**AIM OF THE TASK:** Quote the listing in full, exactly as given, minus any pictures.
┌──
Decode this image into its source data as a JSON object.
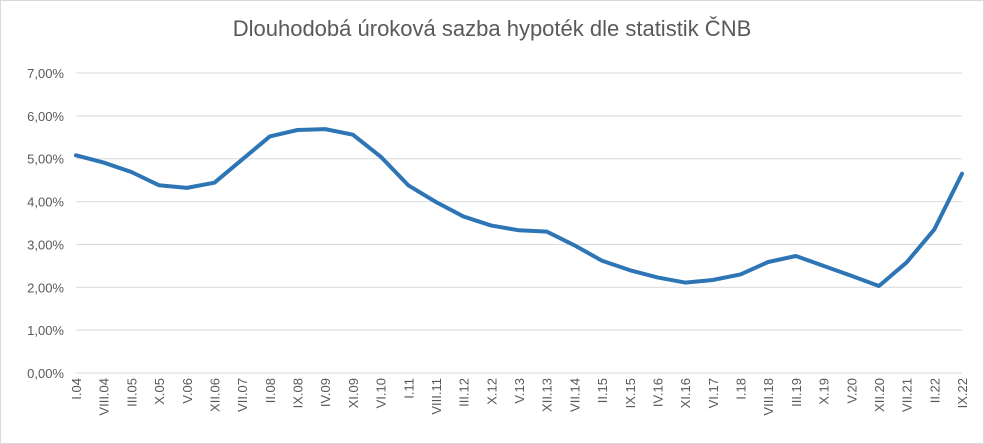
{
  "chart_data": {
    "type": "line",
    "title": "Dlouhodobá úroková sazba hypoték dle statistik ČNB",
    "categories": [
      "I.04",
      "VIII.04",
      "III.05",
      "X.05",
      "V.06",
      "XII.06",
      "VII.07",
      "II.08",
      "IX.08",
      "IV.09",
      "XI.09",
      "VI.10",
      "I.11",
      "VIII.11",
      "III.12",
      "X.12",
      "V.13",
      "XII.13",
      "VII.14",
      "II.15",
      "IX.15",
      "IV.16",
      "XI.16",
      "VI.17",
      "I.18",
      "VIII.18",
      "III.19",
      "X.19",
      "V.20",
      "XII.20",
      "VII.21",
      "II.22",
      "IX.22"
    ],
    "values": [
      5.08,
      4.91,
      4.69,
      4.38,
      4.32,
      4.44,
      4.98,
      5.52,
      5.67,
      5.69,
      5.56,
      5.05,
      4.38,
      3.99,
      3.65,
      3.44,
      3.33,
      3.3,
      2.98,
      2.62,
      2.4,
      2.23,
      2.11,
      2.17,
      2.3,
      2.59,
      2.73,
      2.5,
      2.27,
      2.03,
      2.58,
      3.35,
      4.65
    ],
    "color": "#2e75b6",
    "ylim": [
      0,
      7
    ],
    "yticks": [
      {
        "value": 0,
        "label": "0,00%"
      },
      {
        "value": 1,
        "label": "1,00%"
      },
      {
        "value": 2,
        "label": "2,00%"
      },
      {
        "value": 3,
        "label": "3,00%"
      },
      {
        "value": 4,
        "label": "4,00%"
      },
      {
        "value": 5,
        "label": "5,00%"
      },
      {
        "value": 6,
        "label": "6,00%"
      },
      {
        "value": 7,
        "label": "7,00%"
      }
    ],
    "grid": true
  }
}
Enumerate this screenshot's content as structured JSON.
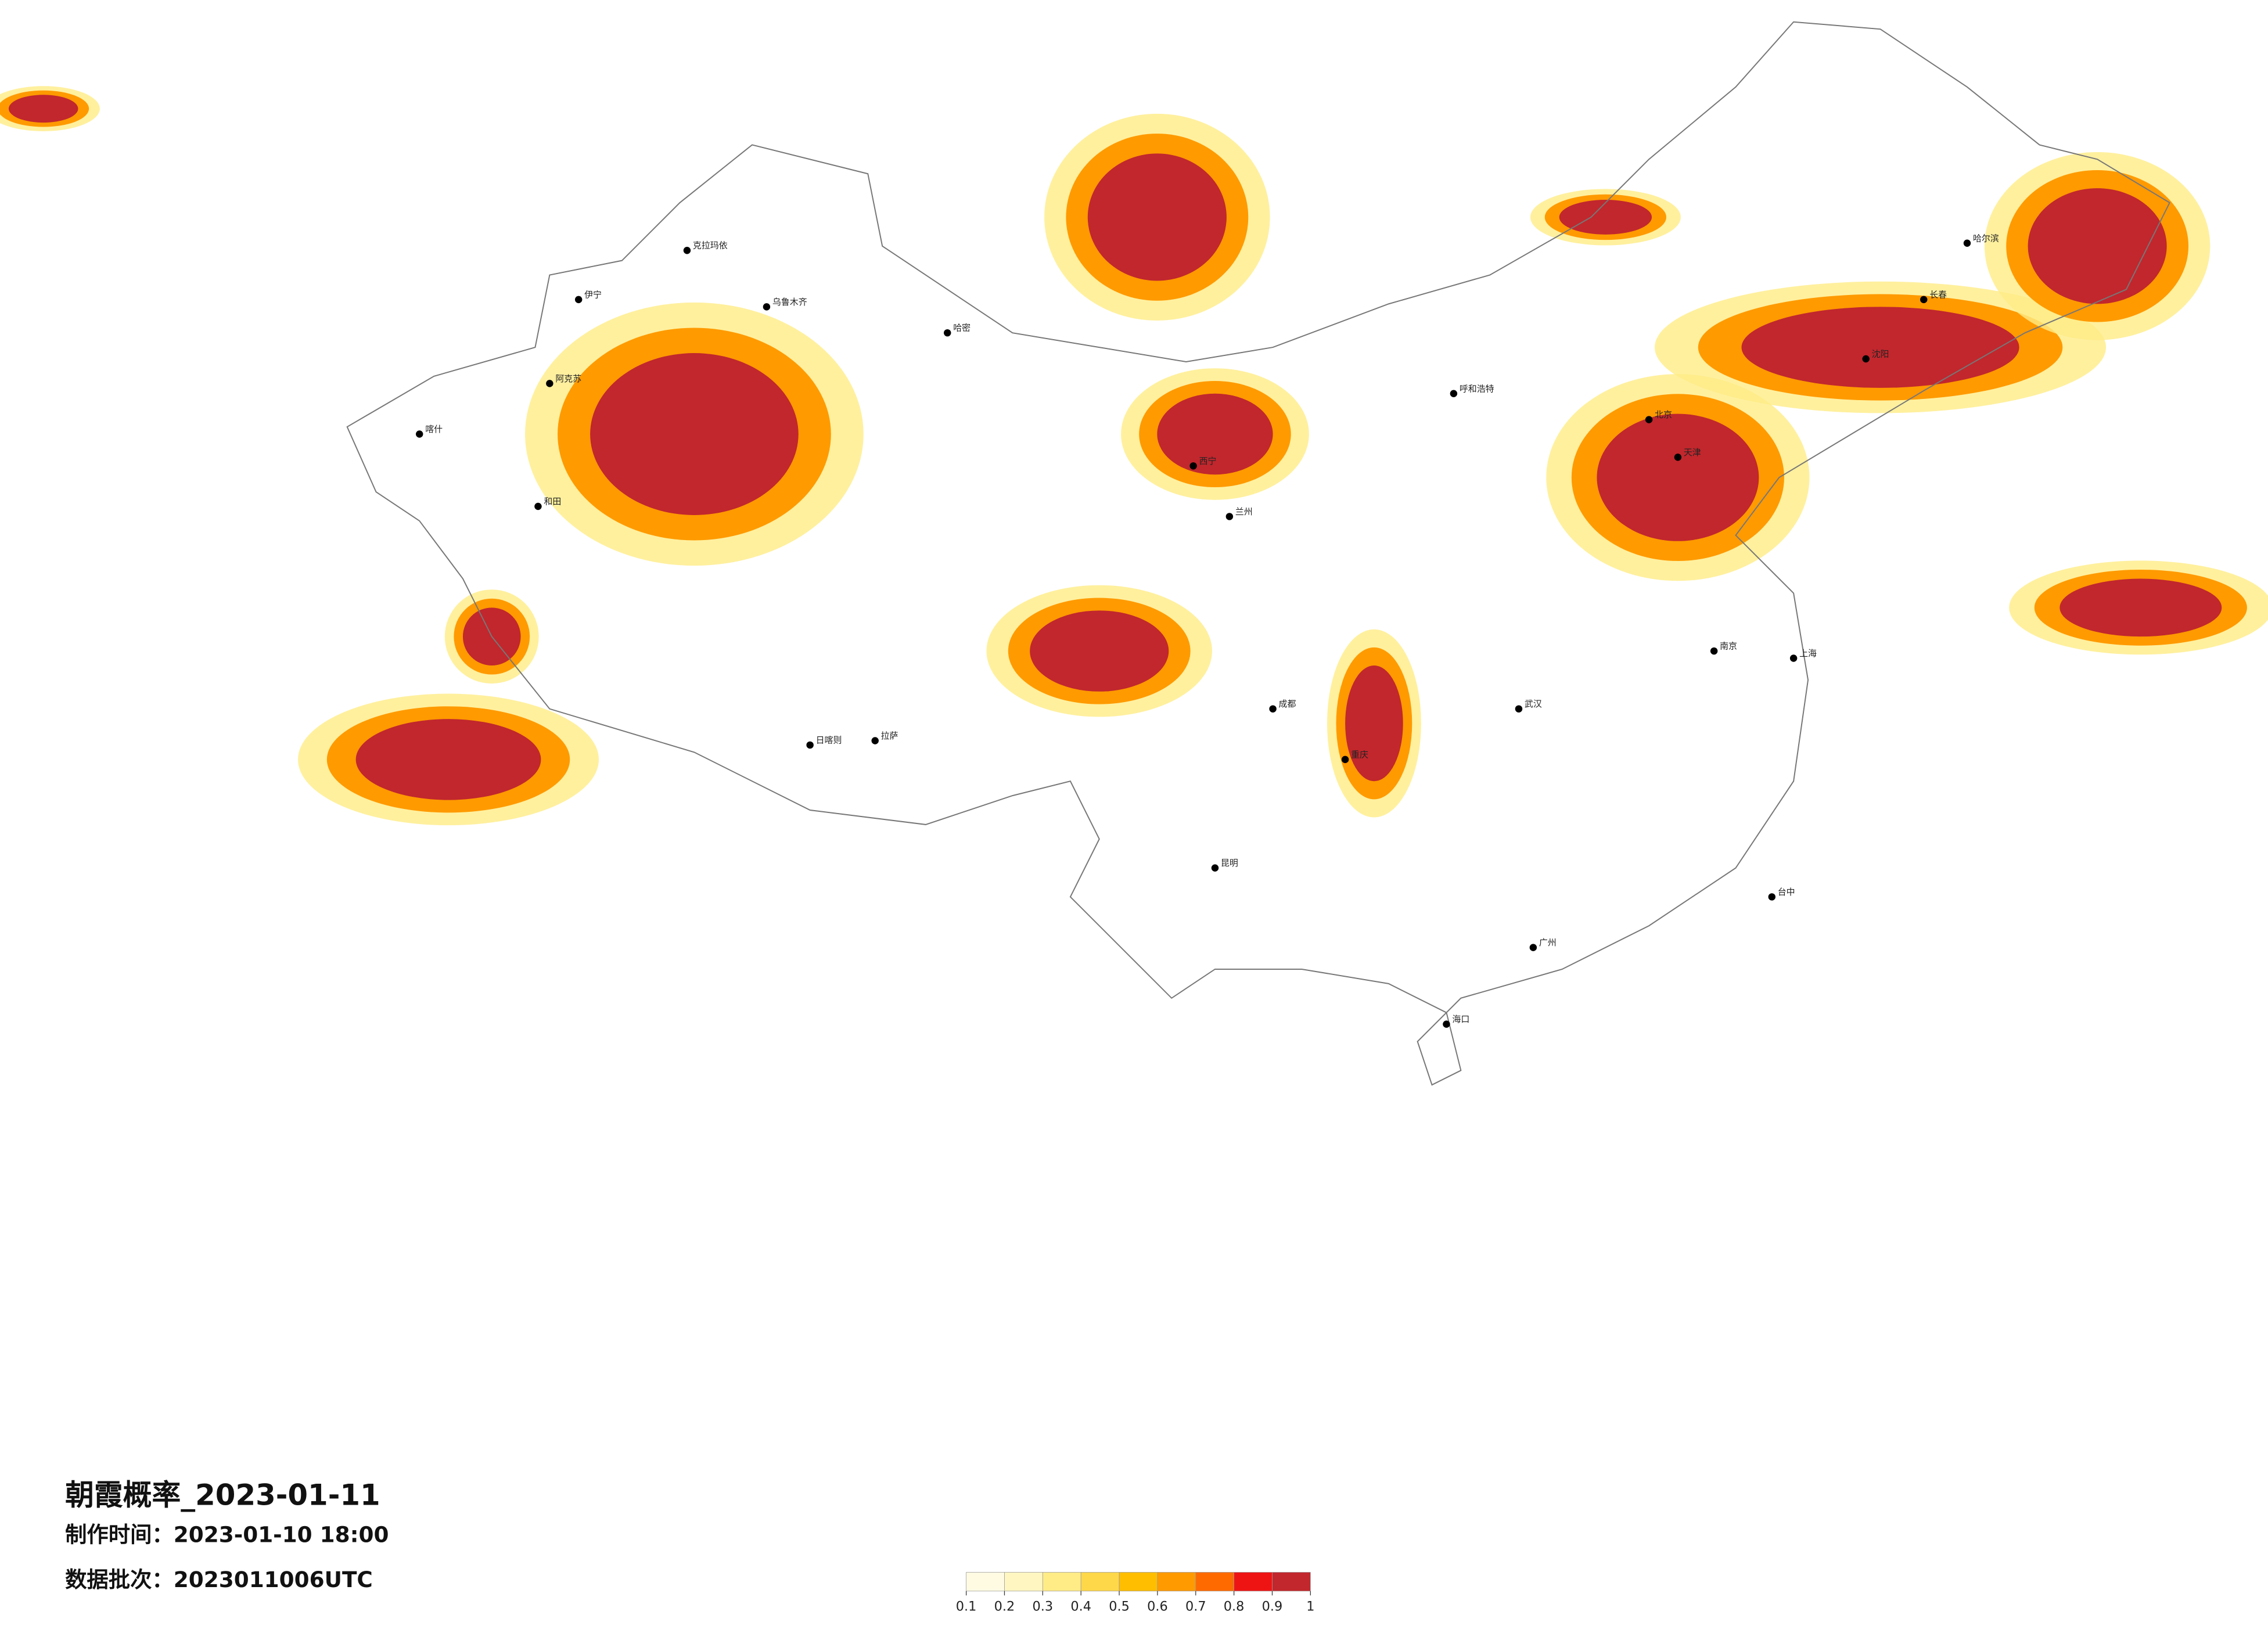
{
  "title": "朝霞概率_2023-01-11",
  "made_time": "制作时间：2023-01-10 18:00",
  "batch": "数据批次：2023011006UTC",
  "legend": {
    "ticks": [
      0.1,
      0.2,
      0.3,
      0.4,
      0.5,
      0.6,
      0.7,
      0.8,
      0.9,
      1
    ],
    "colors": [
      "#fffbe3",
      "#fff6c2",
      "#ffec86",
      "#ffd84a",
      "#ffbe00",
      "#ff9a00",
      "#ff6a00",
      "#ee1414",
      "#c1272d"
    ]
  },
  "cities": [
    "乌鲁木齐",
    "克拉玛依",
    "伊宁",
    "阿克苏",
    "喀什",
    "和田",
    "哈密",
    "拉萨",
    "日喀则",
    "西宁",
    "兰州",
    "呼和浩特",
    "哈尔滨",
    "长春",
    "沈阳",
    "北京",
    "天津",
    "上海",
    "南京",
    "武汉",
    "成都",
    "重庆",
    "昆明",
    "广州",
    "海口",
    "台中"
  ]
}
└──
**EXERCISE OUTPUT:**
Decode this image into its source data as a JSON object.
{
  "chart_data": {
    "type": "line",
    "title": "Dlouhodobá úroková sazba hypoték dle statistik ČNB",
    "categories": [
      "I.04",
      "VIII.04",
      "III.05",
      "X.05",
      "V.06",
      "XII.06",
      "VII.07",
      "II.08",
      "IX.08",
      "IV.09",
      "XI.09",
      "VI.10",
      "I.11",
      "VIII.11",
      "III.12",
      "X.12",
      "V.13",
      "XII.13",
      "VII.14",
      "II.15",
      "IX.15",
      "IV.16",
      "XI.16",
      "VI.17",
      "I.18",
      "VIII.18",
      "III.19",
      "X.19",
      "V.20",
      "XII.20",
      "VII.21",
      "II.22",
      "IX.22"
    ],
    "values": [
      5.08,
      4.91,
      4.69,
      4.38,
      4.32,
      4.44,
      4.98,
      5.52,
      5.67,
      5.69,
      5.56,
      5.05,
      4.38,
      3.99,
      3.65,
      3.44,
      3.33,
      3.3,
      2.98,
      2.62,
      2.4,
      2.23,
      2.11,
      2.17,
      2.3,
      2.59,
      2.73,
      2.5,
      2.27,
      2.03,
      2.58,
      3.35,
      4.65
    ],
    "color": "#2e75b6",
    "ylim": [
      0,
      7
    ],
    "yticks": [
      {
        "value": 0,
        "label": "0,00%"
      },
      {
        "value": 1,
        "label": "1,00%"
      },
      {
        "value": 2,
        "label": "2,00%"
      },
      {
        "value": 3,
        "label": "3,00%"
      },
      {
        "value": 4,
        "label": "4,00%"
      },
      {
        "value": 5,
        "label": "5,00%"
      },
      {
        "value": 6,
        "label": "6,00%"
      },
      {
        "value": 7,
        "label": "7,00%"
      }
    ],
    "grid": true
  }
}
Enumerate this screenshot's content as structured JSON.
{
  "title": "朝霞概率_2023-01-11",
  "made_time": "制作时间：2023-01-10 18:00",
  "batch": "数据批次：2023011006UTC",
  "legend": {
    "ticks": [
      0.1,
      0.2,
      0.3,
      0.4,
      0.5,
      0.6,
      0.7,
      0.8,
      0.9,
      1
    ],
    "colors": [
      "#fffbe3",
      "#fff6c2",
      "#ffec86",
      "#ffd84a",
      "#ffbe00",
      "#ff9a00",
      "#ff6a00",
      "#ee1414",
      "#c1272d"
    ]
  },
  "cities": [
    "乌鲁木齐",
    "克拉玛依",
    "伊宁",
    "阿克苏",
    "喀什",
    "和田",
    "哈密",
    "拉萨",
    "日喀则",
    "西宁",
    "兰州",
    "呼和浩特",
    "哈尔滨",
    "长春",
    "沈阳",
    "北京",
    "天津",
    "上海",
    "南京",
    "武汉",
    "成都",
    "重庆",
    "昆明",
    "广州",
    "海口",
    "台中"
  ]
}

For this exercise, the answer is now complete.